→ The exercise:
Filter the lines below, copying only those with the string "icon".

[Extracted records]
▬▬▬▬▬▬▬▬▬▬

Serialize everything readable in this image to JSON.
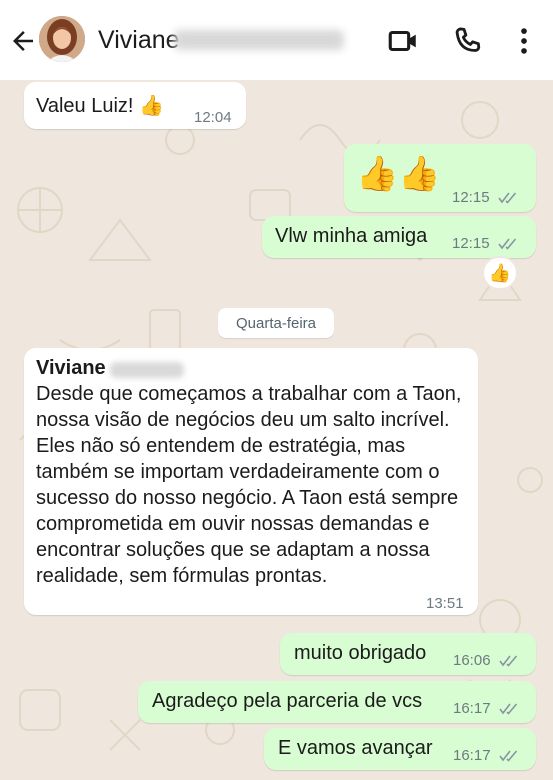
{
  "header": {
    "contact_name": "Viviane",
    "back_icon": "arrow-left-icon",
    "video_icon": "video-camera-icon",
    "call_icon": "phone-icon",
    "menu_icon": "more-vertical-icon"
  },
  "messages": [
    {
      "direction": "incoming",
      "text": "Valeu Luiz! 👍",
      "time": "12:04"
    },
    {
      "direction": "outgoing",
      "text": "👍👍",
      "time": "12:15",
      "status": "read"
    },
    {
      "direction": "outgoing",
      "text": "Vlw minha amiga",
      "time": "12:15",
      "status": "read",
      "reaction": "👍"
    },
    {
      "direction": "incoming",
      "sender": "Viviane",
      "text": "Desde que começamos a trabalhar com a Taon, nossa visão de negócios deu um salto incrível. Eles não só entendem de estratégia, mas também se importam verdadeiramente com o sucesso do nosso negócio. A Taon está sempre comprometida em ouvir nossas demandas e encontrar soluções que se adaptam a nossa realidade, sem fórmulas prontas.",
      "time": "13:51"
    },
    {
      "direction": "outgoing",
      "text": "muito obrigado",
      "time": "16:06",
      "status": "read"
    },
    {
      "direction": "outgoing",
      "text": "Agradeço pela parceria de vcs",
      "time": "16:17",
      "status": "read"
    },
    {
      "direction": "outgoing",
      "text": "E vamos avançar",
      "time": "16:17",
      "status": "read"
    }
  ],
  "date_separator": "Quarta-feira",
  "colors": {
    "incoming_bubble": "#ffffff",
    "outgoing_bubble": "#d9fdd3",
    "read_ticks": "#8696a0",
    "chat_background": "#efe7dd"
  }
}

▬▬▬▬▬▬▬▬▬▬

→ Correct response:
    "back_icon": "arrow-left-icon",
    "video_icon": "video-camera-icon",
    "call_icon": "phone-icon",
    "menu_icon": "more-vertical-icon"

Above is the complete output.